►

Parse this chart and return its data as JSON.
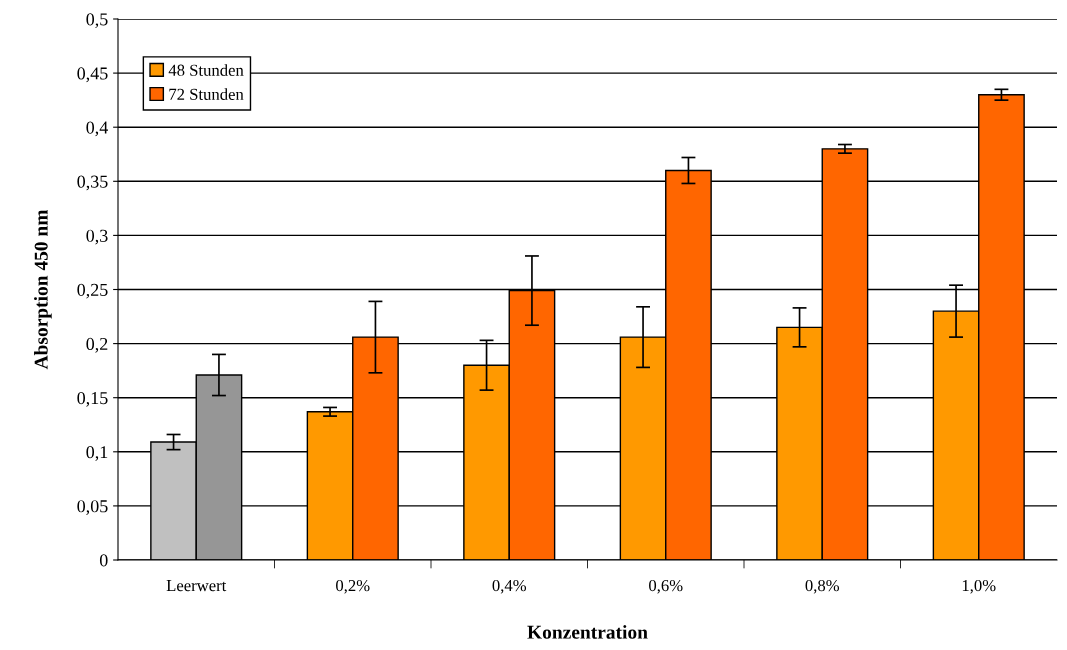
{
  "chart_data": {
    "type": "bar",
    "xlabel": "Konzentration",
    "ylabel": "Absorption 450 nm",
    "categories": [
      "Leerwert",
      "0,2%",
      "0,4%",
      "0,6%",
      "0,8%",
      "1,0%"
    ],
    "series": [
      {
        "name": "48 Stunden",
        "color": "#ff9900",
        "colors": [
          "#c0c0c0",
          "#ff9900",
          "#ff9900",
          "#ff9900",
          "#ff9900",
          "#ff9900"
        ],
        "values": [
          0.109,
          0.137,
          0.18,
          0.206,
          0.215,
          0.23
        ],
        "errors": [
          0.007,
          0.004,
          0.023,
          0.028,
          0.018,
          0.024
        ]
      },
      {
        "name": "72 Stunden",
        "color": "#ff6600",
        "colors": [
          "#969696",
          "#ff6600",
          "#ff6600",
          "#ff6600",
          "#ff6600",
          "#ff6600"
        ],
        "values": [
          0.171,
          0.206,
          0.249,
          0.36,
          0.38,
          0.43
        ],
        "errors": [
          0.019,
          0.033,
          0.032,
          0.012,
          0.004,
          0.005
        ]
      }
    ],
    "ylim": [
      0,
      0.5
    ],
    "yticks": [
      0,
      {
        "value": 0.05,
        "label": "0,05"
      },
      {
        "value": 0.1,
        "label": "0,1"
      },
      {
        "value": 0.15,
        "label": "0,15"
      },
      {
        "value": 0.2,
        "label": "0,2"
      },
      {
        "value": 0.25,
        "label": "0,25"
      },
      {
        "value": 0.3,
        "label": "0,3"
      },
      {
        "value": 0.35,
        "label": "0,35"
      },
      {
        "value": 0.4,
        "label": "0,4"
      },
      {
        "value": 0.45,
        "label": "0,45"
      },
      {
        "value": 0.5,
        "label": "0,5"
      }
    ],
    "grid": "y",
    "legend": "top left"
  }
}
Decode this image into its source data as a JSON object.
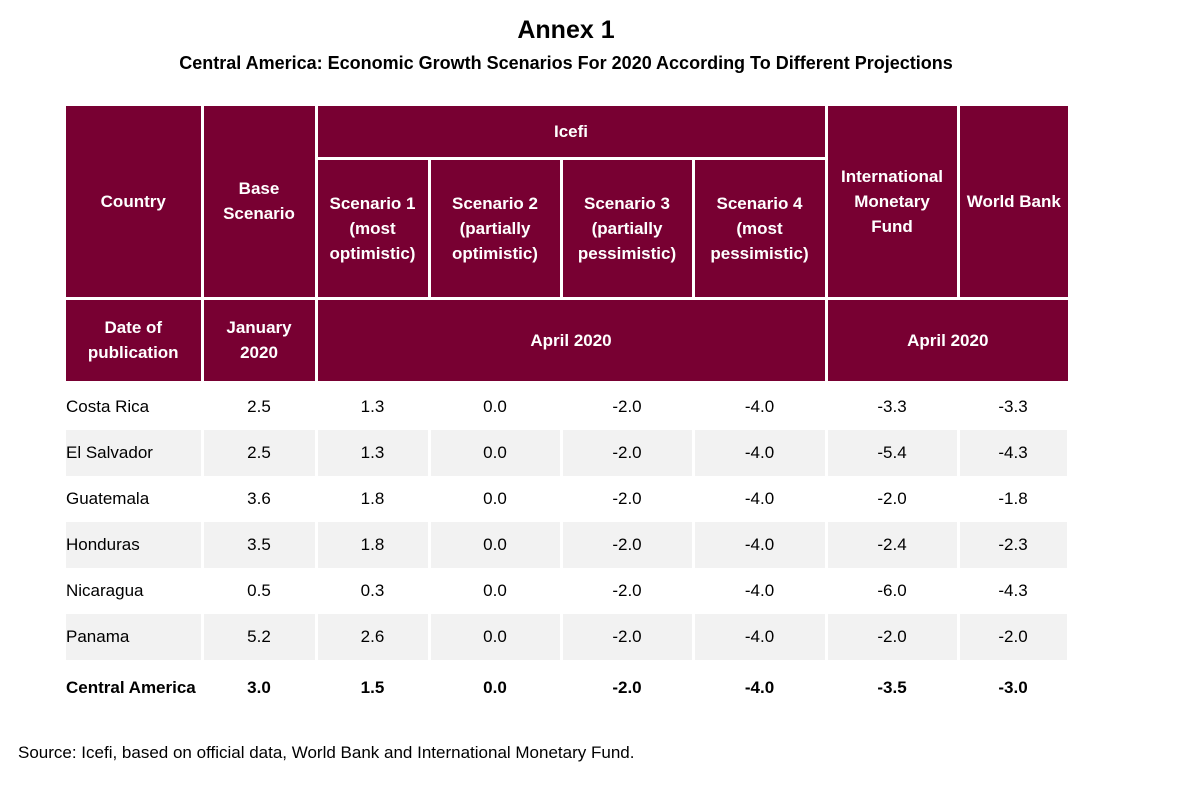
{
  "title": "Annex 1",
  "subtitle": "Central America: Economic Growth Scenarios For 2020 According To Different Projections",
  "header": {
    "country": "Country",
    "base_scenario": "Base Scenario",
    "icefi": "Icefi",
    "scenario1": "Scenario 1 (most optimistic)",
    "scenario2": "Scenario 2 (partially optimistic)",
    "scenario3": "Scenario 3 (partially pessimistic)",
    "scenario4": "Scenario 4 (most pessimistic)",
    "imf": "International Monetary Fund",
    "world_bank": "World Bank",
    "date_label": "Date of publication",
    "date_base": "January 2020",
    "date_icefi": "April 2020",
    "date_intl": "April 2020"
  },
  "rows": [
    {
      "country": "Costa Rica",
      "base": "2.5",
      "s1": "1.3",
      "s2": "0.0",
      "s3": "-2.0",
      "s4": "-4.0",
      "imf": "-3.3",
      "wb": "-3.3"
    },
    {
      "country": "El Salvador",
      "base": "2.5",
      "s1": "1.3",
      "s2": "0.0",
      "s3": "-2.0",
      "s4": "-4.0",
      "imf": "-5.4",
      "wb": "-4.3"
    },
    {
      "country": "Guatemala",
      "base": "3.6",
      "s1": "1.8",
      "s2": "0.0",
      "s3": "-2.0",
      "s4": "-4.0",
      "imf": "-2.0",
      "wb": "-1.8"
    },
    {
      "country": "Honduras",
      "base": "3.5",
      "s1": "1.8",
      "s2": "0.0",
      "s3": "-2.0",
      "s4": "-4.0",
      "imf": "-2.4",
      "wb": "-2.3"
    },
    {
      "country": "Nicaragua",
      "base": "0.5",
      "s1": "0.3",
      "s2": "0.0",
      "s3": "-2.0",
      "s4": "-4.0",
      "imf": "-6.0",
      "wb": "-4.3"
    },
    {
      "country": "Panama",
      "base": "5.2",
      "s1": "2.6",
      "s2": "0.0",
      "s3": "-2.0",
      "s4": "-4.0",
      "imf": "-2.0",
      "wb": "-2.0"
    }
  ],
  "total": {
    "country": "Central America",
    "base": "3.0",
    "s1": "1.5",
    "s2": "0.0",
    "s3": "-2.0",
    "s4": "-4.0",
    "imf": "-3.5",
    "wb": "-3.0"
  },
  "source": "Source: Icefi, based on official data, World Bank and International Monetary Fund.",
  "colors": {
    "header_bg": "#780032",
    "row_shade": "#f2f2f2"
  }
}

◄

Give the data again exactly as written, with all pictures left out.

* **Solution for this exercise**
Parse this chart and return its data as JSON.
{
  "chart_data": {
    "type": "bar",
    "xlabel": "Konzentration",
    "ylabel": "Absorption 450 nm",
    "categories": [
      "Leerwert",
      "0,2%",
      "0,4%",
      "0,6%",
      "0,8%",
      "1,0%"
    ],
    "series": [
      {
        "name": "48 Stunden",
        "color": "#ff9900",
        "colors": [
          "#c0c0c0",
          "#ff9900",
          "#ff9900",
          "#ff9900",
          "#ff9900",
          "#ff9900"
        ],
        "values": [
          0.109,
          0.137,
          0.18,
          0.206,
          0.215,
          0.23
        ],
        "errors": [
          0.007,
          0.004,
          0.023,
          0.028,
          0.018,
          0.024
        ]
      },
      {
        "name": "72 Stunden",
        "color": "#ff6600",
        "colors": [
          "#969696",
          "#ff6600",
          "#ff6600",
          "#ff6600",
          "#ff6600",
          "#ff6600"
        ],
        "values": [
          0.171,
          0.206,
          0.249,
          0.36,
          0.38,
          0.43
        ],
        "errors": [
          0.019,
          0.033,
          0.032,
          0.012,
          0.004,
          0.005
        ]
      }
    ],
    "ylim": [
      0,
      0.5
    ],
    "yticks": [
      0,
      {
        "value": 0.05,
        "label": "0,05"
      },
      {
        "value": 0.1,
        "label": "0,1"
      },
      {
        "value": 0.15,
        "label": "0,15"
      },
      {
        "value": 0.2,
        "label": "0,2"
      },
      {
        "value": 0.25,
        "label": "0,25"
      },
      {
        "value": 0.3,
        "label": "0,3"
      },
      {
        "value": 0.35,
        "label": "0,35"
      },
      {
        "value": 0.4,
        "label": "0,4"
      },
      {
        "value": 0.45,
        "label": "0,45"
      },
      {
        "value": 0.5,
        "label": "0,5"
      }
    ],
    "grid": "y",
    "legend": "top left"
  }
}
Decode this image into its source data as a JSON object.
{
  "title": "Annex 1",
  "subtitle": "Central America: Economic Growth Scenarios For 2020 According To Different Projections",
  "header": {
    "country": "Country",
    "base_scenario": "Base Scenario",
    "icefi": "Icefi",
    "scenario1": "Scenario 1 (most optimistic)",
    "scenario2": "Scenario 2 (partially optimistic)",
    "scenario3": "Scenario 3 (partially pessimistic)",
    "scenario4": "Scenario 4 (most pessimistic)",
    "imf": "International Monetary Fund",
    "world_bank": "World Bank",
    "date_label": "Date of publication",
    "date_base": "January 2020",
    "date_icefi": "April 2020",
    "date_intl": "April 2020"
  },
  "rows": [
    {
      "country": "Costa Rica",
      "base": "2.5",
      "s1": "1.3",
      "s2": "0.0",
      "s3": "-2.0",
      "s4": "-4.0",
      "imf": "-3.3",
      "wb": "-3.3"
    },
    {
      "country": "El Salvador",
      "base": "2.5",
      "s1": "1.3",
      "s2": "0.0",
      "s3": "-2.0",
      "s4": "-4.0",
      "imf": "-5.4",
      "wb": "-4.3"
    },
    {
      "country": "Guatemala",
      "base": "3.6",
      "s1": "1.8",
      "s2": "0.0",
      "s3": "-2.0",
      "s4": "-4.0",
      "imf": "-2.0",
      "wb": "-1.8"
    },
    {
      "country": "Honduras",
      "base": "3.5",
      "s1": "1.8",
      "s2": "0.0",
      "s3": "-2.0",
      "s4": "-4.0",
      "imf": "-2.4",
      "wb": "-2.3"
    },
    {
      "country": "Nicaragua",
      "base": "0.5",
      "s1": "0.3",
      "s2": "0.0",
      "s3": "-2.0",
      "s4": "-4.0",
      "imf": "-6.0",
      "wb": "-4.3"
    },
    {
      "country": "Panama",
      "base": "5.2",
      "s1": "2.6",
      "s2": "0.0",
      "s3": "-2.0",
      "s4": "-4.0",
      "imf": "-2.0",
      "wb": "-2.0"
    }
  ],
  "total": {
    "country": "Central America",
    "base": "3.0",
    "s1": "1.5",
    "s2": "0.0",
    "s3": "-2.0",
    "s4": "-4.0",
    "imf": "-3.5",
    "wb": "-3.0"
  },
  "source": "Source: Icefi, based on official data, World Bank and International Monetary Fund.",
  "colors": {
    "header_bg": "#780032",
    "row_shade": "#f2f2f2"
  }
}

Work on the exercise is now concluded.